Return only the number of lines that hold "Certificate".
|---|
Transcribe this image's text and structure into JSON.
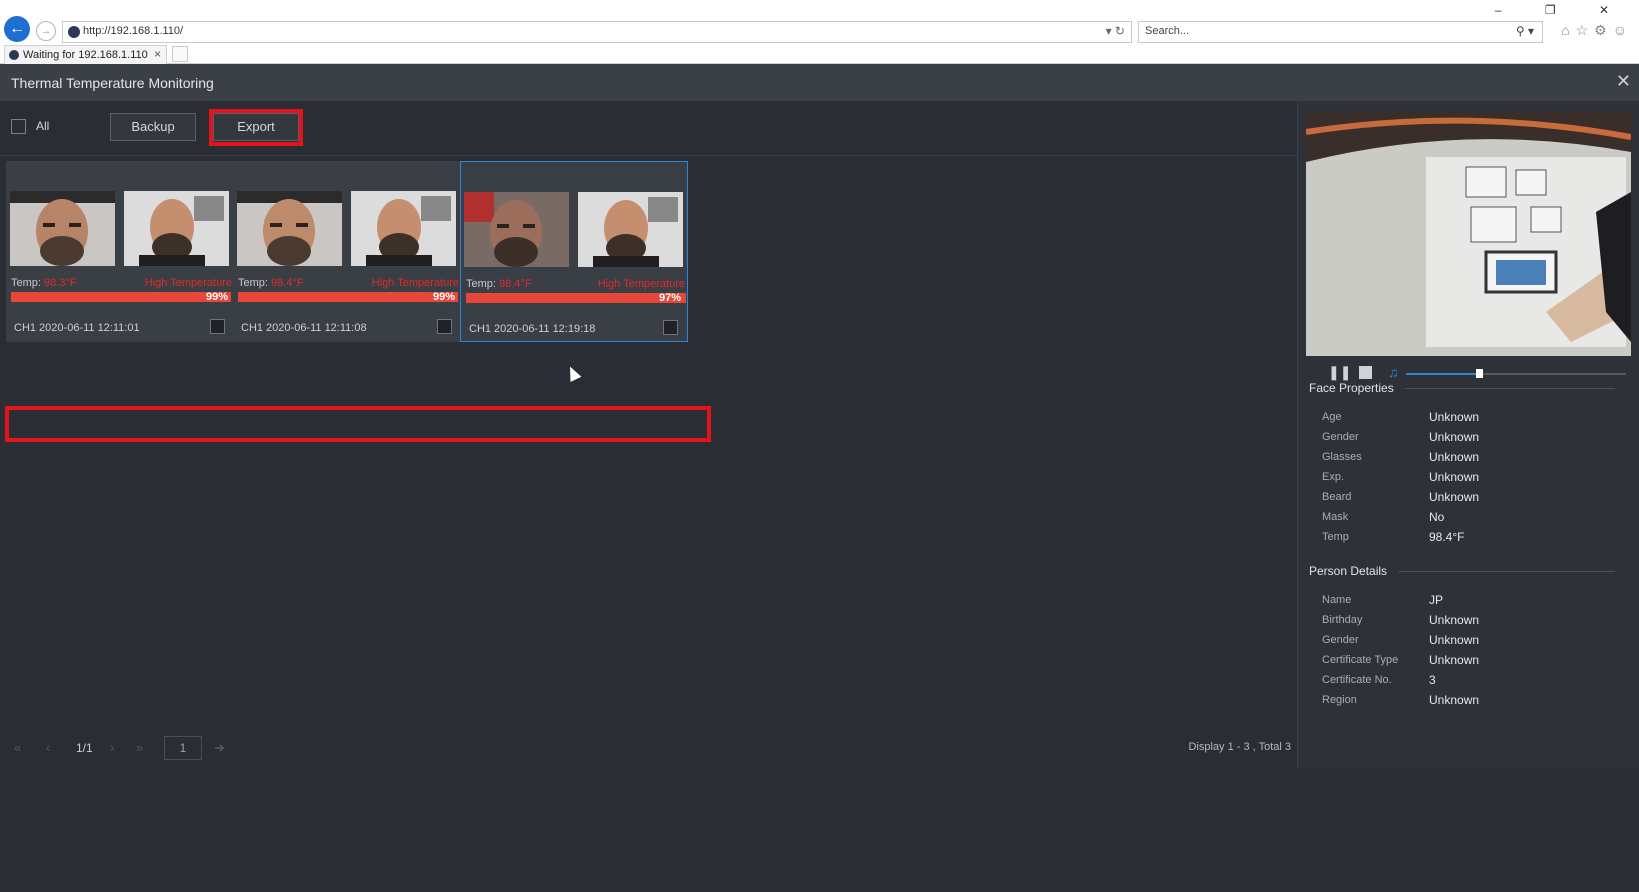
{
  "browser": {
    "url": "http://192.168.1.110/",
    "search_placeholder": "Search...",
    "tab_label": "Waiting for 192.168.1.110"
  },
  "app": {
    "title": "Thermal Temperature Monitoring"
  },
  "actions": {
    "all_label": "All",
    "backup_label": "Backup",
    "export_label": "Export"
  },
  "cards": [
    {
      "temp_label": "Temp:",
      "temp_value": "98.3°F",
      "alert": "High Temperature",
      "similarity": "99%",
      "caption": "CH1 2020-06-11 12:11:01",
      "selected": false
    },
    {
      "temp_label": "Temp:",
      "temp_value": "98.4°F",
      "alert": "High Temperature",
      "similarity": "99%",
      "caption": "CH1 2020-06-11 12:11:08",
      "selected": false
    },
    {
      "temp_label": "Temp:",
      "temp_value": "98.4°F",
      "alert": "High Temperature",
      "similarity": "97%",
      "caption": "CH1 2020-06-11 12:19:18",
      "selected": true
    }
  ],
  "pager": {
    "page_text": "1/1",
    "page_input": "1",
    "display_text": "Display 1 - 3 , Total 3"
  },
  "playback": {
    "volume_fraction": 0.33
  },
  "face_properties": {
    "title": "Face Properties",
    "rows": [
      {
        "key": "Age",
        "value": "Unknown"
      },
      {
        "key": "Gender",
        "value": "Unknown"
      },
      {
        "key": "Glasses",
        "value": "Unknown"
      },
      {
        "key": "Exp.",
        "value": "Unknown"
      },
      {
        "key": "Beard",
        "value": "Unknown"
      },
      {
        "key": "Mask",
        "value": "No"
      },
      {
        "key": "Temp",
        "value": "98.4°F"
      }
    ]
  },
  "person_details": {
    "title": "Person Details",
    "rows": [
      {
        "key": "Name",
        "value": "JP"
      },
      {
        "key": "Birthday",
        "value": "Unknown"
      },
      {
        "key": "Gender",
        "value": "Unknown"
      },
      {
        "key": "Certificate Type",
        "value": "Unknown"
      },
      {
        "key": "Certificate No.",
        "value": "3"
      },
      {
        "key": "Region",
        "value": "Unknown"
      }
    ]
  },
  "colors": {
    "alert_red": "#e12a2a",
    "highlight_red": "#e3131c",
    "accent_blue": "#2b86d6"
  }
}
|---|
### SOLVED EXERCISE
2